+++ GIVEN RECORDS +++

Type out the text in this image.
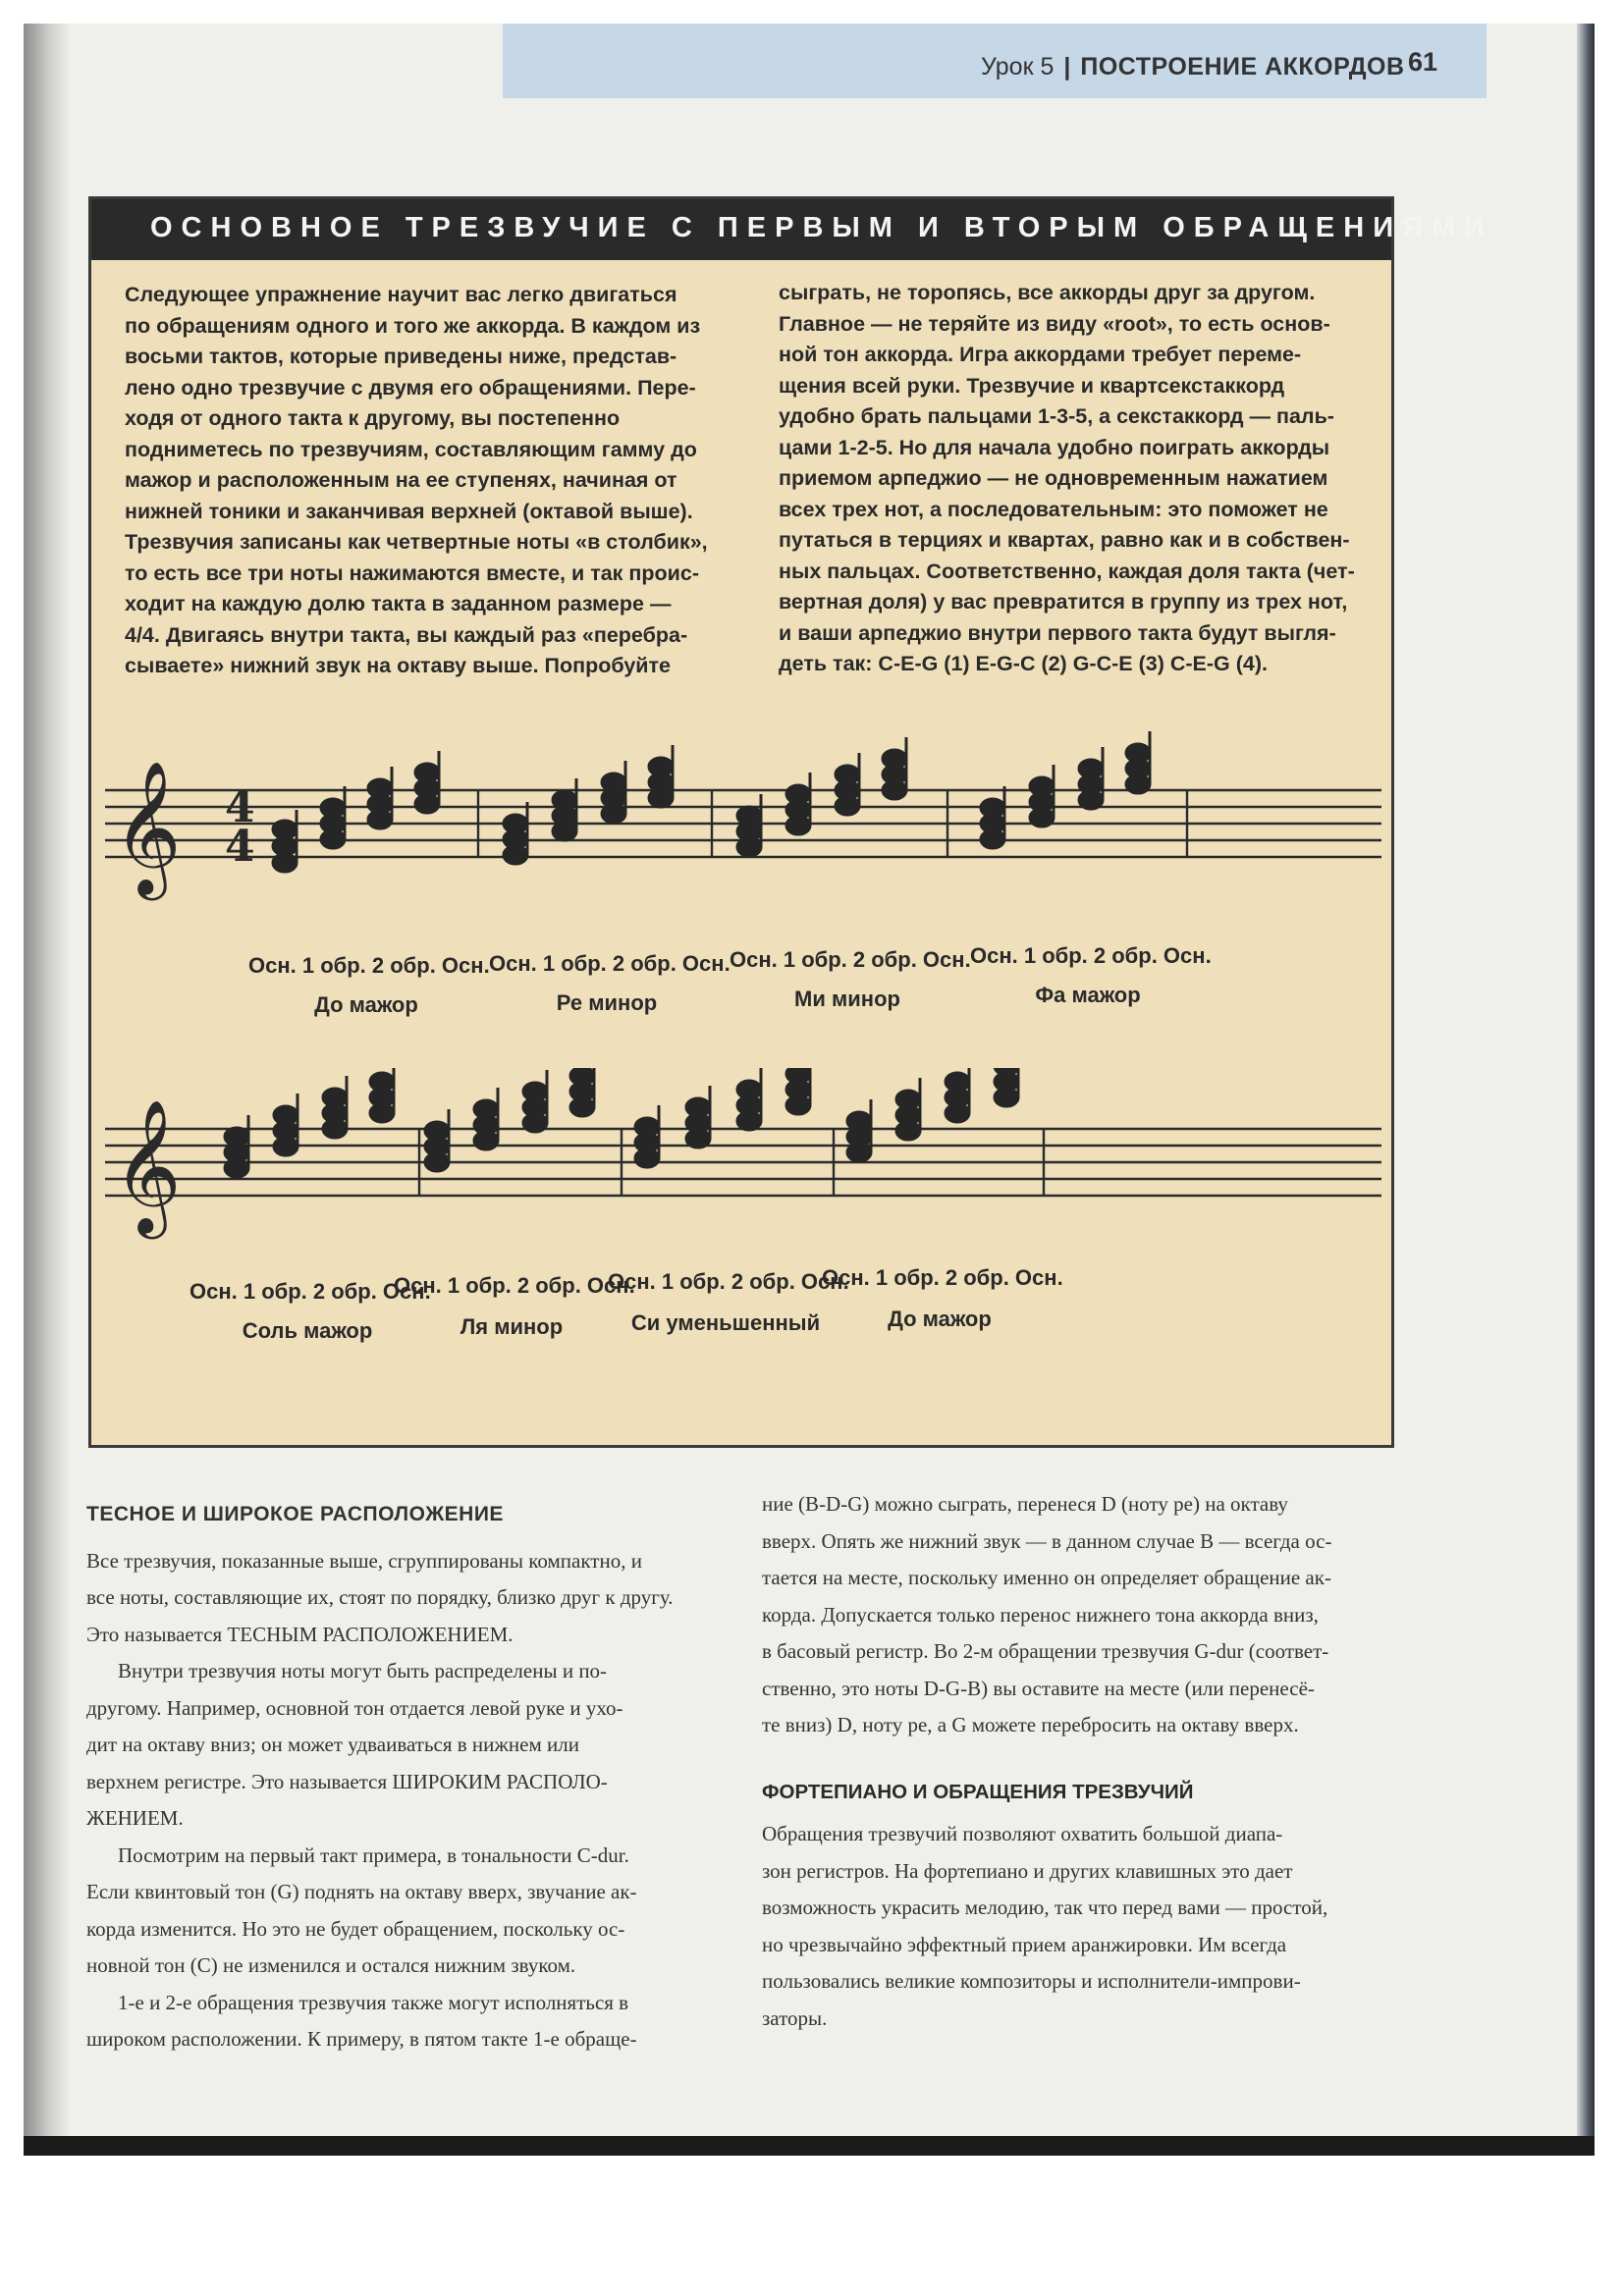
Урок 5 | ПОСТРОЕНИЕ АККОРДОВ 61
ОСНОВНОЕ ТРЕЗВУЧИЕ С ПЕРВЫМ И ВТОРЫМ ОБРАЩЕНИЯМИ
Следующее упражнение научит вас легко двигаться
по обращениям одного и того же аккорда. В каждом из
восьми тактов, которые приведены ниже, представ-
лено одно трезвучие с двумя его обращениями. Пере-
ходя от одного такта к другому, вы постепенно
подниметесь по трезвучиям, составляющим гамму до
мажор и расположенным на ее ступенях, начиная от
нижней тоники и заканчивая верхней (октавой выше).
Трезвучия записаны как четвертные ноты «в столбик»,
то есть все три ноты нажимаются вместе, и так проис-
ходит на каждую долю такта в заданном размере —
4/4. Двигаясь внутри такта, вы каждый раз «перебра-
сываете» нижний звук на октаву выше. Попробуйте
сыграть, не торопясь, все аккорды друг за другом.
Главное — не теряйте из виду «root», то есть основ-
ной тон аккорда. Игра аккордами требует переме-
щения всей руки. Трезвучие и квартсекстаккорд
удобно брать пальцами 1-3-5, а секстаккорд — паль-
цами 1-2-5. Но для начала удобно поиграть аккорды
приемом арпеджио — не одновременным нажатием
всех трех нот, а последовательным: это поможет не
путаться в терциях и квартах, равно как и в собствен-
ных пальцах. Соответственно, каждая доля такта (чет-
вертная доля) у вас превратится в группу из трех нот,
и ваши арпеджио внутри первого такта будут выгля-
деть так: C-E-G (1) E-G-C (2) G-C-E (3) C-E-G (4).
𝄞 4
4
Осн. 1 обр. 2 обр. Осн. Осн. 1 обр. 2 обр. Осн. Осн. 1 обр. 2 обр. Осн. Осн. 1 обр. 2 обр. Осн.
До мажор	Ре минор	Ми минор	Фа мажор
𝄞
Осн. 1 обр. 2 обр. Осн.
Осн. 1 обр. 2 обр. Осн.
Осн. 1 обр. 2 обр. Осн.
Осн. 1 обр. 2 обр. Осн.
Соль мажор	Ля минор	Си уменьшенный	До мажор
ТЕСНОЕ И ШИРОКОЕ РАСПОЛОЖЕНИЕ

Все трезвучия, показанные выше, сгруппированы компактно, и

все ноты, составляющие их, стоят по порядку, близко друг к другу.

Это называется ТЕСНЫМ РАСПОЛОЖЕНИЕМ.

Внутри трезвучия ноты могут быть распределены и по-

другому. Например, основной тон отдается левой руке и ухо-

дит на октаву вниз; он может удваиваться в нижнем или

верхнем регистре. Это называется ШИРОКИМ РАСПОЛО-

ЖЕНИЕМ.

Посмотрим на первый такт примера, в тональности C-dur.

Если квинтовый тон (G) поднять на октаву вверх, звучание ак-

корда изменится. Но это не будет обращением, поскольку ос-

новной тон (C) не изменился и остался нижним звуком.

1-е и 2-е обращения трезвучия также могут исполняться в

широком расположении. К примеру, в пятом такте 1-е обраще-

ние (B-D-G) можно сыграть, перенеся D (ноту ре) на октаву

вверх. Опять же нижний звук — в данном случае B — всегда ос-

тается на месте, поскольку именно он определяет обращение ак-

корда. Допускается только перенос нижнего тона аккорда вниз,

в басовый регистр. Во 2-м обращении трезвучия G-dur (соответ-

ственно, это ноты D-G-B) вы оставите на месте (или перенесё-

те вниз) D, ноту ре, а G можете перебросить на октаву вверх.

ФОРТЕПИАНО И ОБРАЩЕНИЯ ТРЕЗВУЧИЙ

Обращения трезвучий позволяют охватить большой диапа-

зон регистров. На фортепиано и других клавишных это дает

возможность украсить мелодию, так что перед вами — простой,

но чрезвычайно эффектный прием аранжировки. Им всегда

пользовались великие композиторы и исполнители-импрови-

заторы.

+++

_TASK GOAL_
Return the whole listing, word for word, and leave out every picture.

_RIGHT ANSWER_
Type out the text in this image.
Урок 5 | ПОСТРОЕНИЕ АККОРДОВ 61
ОСНОВНОЕ ТРЕЗВУЧИЕ С ПЕРВЫМ И ВТОРЫМ ОБРАЩЕНИЯМИ
Следующее упражнение научит вас легко двигаться
по обращениям одного и того же аккорда. В каждом из
восьми тактов, которые приведены ниже, представ-
лено одно трезвучие с двумя его обращениями. Пере-
ходя от одного такта к другому, вы постепенно
подниметесь по трезвучиям, составляющим гамму до
мажор и расположенным на ее ступенях, начиная от
нижней тоники и заканчивая верхней (октавой выше).
Трезвучия записаны как четвертные ноты «в столбик»,
то есть все три ноты нажимаются вместе, и так проис-
ходит на каждую долю такта в заданном размере —
4/4. Двигаясь внутри такта, вы каждый раз «перебра-
сываете» нижний звук на октаву выше. Попробуйте
сыграть, не торопясь, все аккорды друг за другом.
Главное — не теряйте из виду «root», то есть основ-
ной тон аккорда. Игра аккордами требует переме-
щения всей руки. Трезвучие и квартсекстаккорд
удобно брать пальцами 1-3-5, а секстаккорд — паль-
цами 1-2-5. Но для начала удобно поиграть аккорды
приемом арпеджио — не одновременным нажатием
всех трех нот, а последовательным: это поможет не
путаться в терциях и квартах, равно как и в собствен-
ных пальцах. Соответственно, каждая доля такта (чет-
вертная доля) у вас превратится в группу из трех нот,
и ваши арпеджио внутри первого такта будут выгля-
деть так: C-E-G (1) E-G-C (2) G-C-E (3) C-E-G (4).
𝄞 4
4
Осн. 1 обр. 2 обр. Осн. Осн. 1 обр. 2 обр. Осн. Осн. 1 обр. 2 обр. Осн. Осн. 1 обр. 2 обр. Осн.
До мажор	Ре минор	Ми минор	Фа мажор
𝄞
Осн. 1 обр. 2 обр. Осн.
Осн. 1 обр. 2 обр. Осн.
Осн. 1 обр. 2 обр. Осн.
Осн. 1 обр. 2 обр. Осн.
Соль мажор	Ля минор	Си уменьшенный	До мажор
ТЕСНОЕ И ШИРОКОЕ РАСПОЛОЖЕНИЕ

Все трезвучия, показанные выше, сгруппированы компактно, и

все ноты, составляющие их, стоят по порядку, близко друг к другу.

Это называется ТЕСНЫМ РАСПОЛОЖЕНИЕМ.

Внутри трезвучия ноты могут быть распределены и по-

другому. Например, основной тон отдается левой руке и ухо-

дит на октаву вниз; он может удваиваться в нижнем или

верхнем регистре. Это называется ШИРОКИМ РАСПОЛО-

ЖЕНИЕМ.

Посмотрим на первый такт примера, в тональности C-dur.

Если квинтовый тон (G) поднять на октаву вверх, звучание ак-

корда изменится. Но это не будет обращением, поскольку ос-

новной тон (C) не изменился и остался нижним звуком.

1-е и 2-е обращения трезвучия также могут исполняться в

широком расположении. К примеру, в пятом такте 1-е обраще-

ние (B-D-G) можно сыграть, перенеся D (ноту ре) на октаву

вверх. Опять же нижний звук — в данном случае B — всегда ос-

тается на месте, поскольку именно он определяет обращение ак-

корда. Допускается только перенос нижнего тона аккорда вниз,

в басовый регистр. Во 2-м обращении трезвучия G-dur (соответ-

ственно, это ноты D-G-B) вы оставите на месте (или перенесё-

те вниз) D, ноту ре, а G можете перебросить на октаву вверх.

ФОРТЕПИАНО И ОБРАЩЕНИЯ ТРЕЗВУЧИЙ

Обращения трезвучий позволяют охватить большой диапа-

зон регистров. На фортепиано и других клавишных это дает

возможность украсить мелодию, так что перед вами — простой,

но чрезвычайно эффектный прием аранжировки. Им всегда

пользовались великие композиторы и исполнители-импрови-

заторы.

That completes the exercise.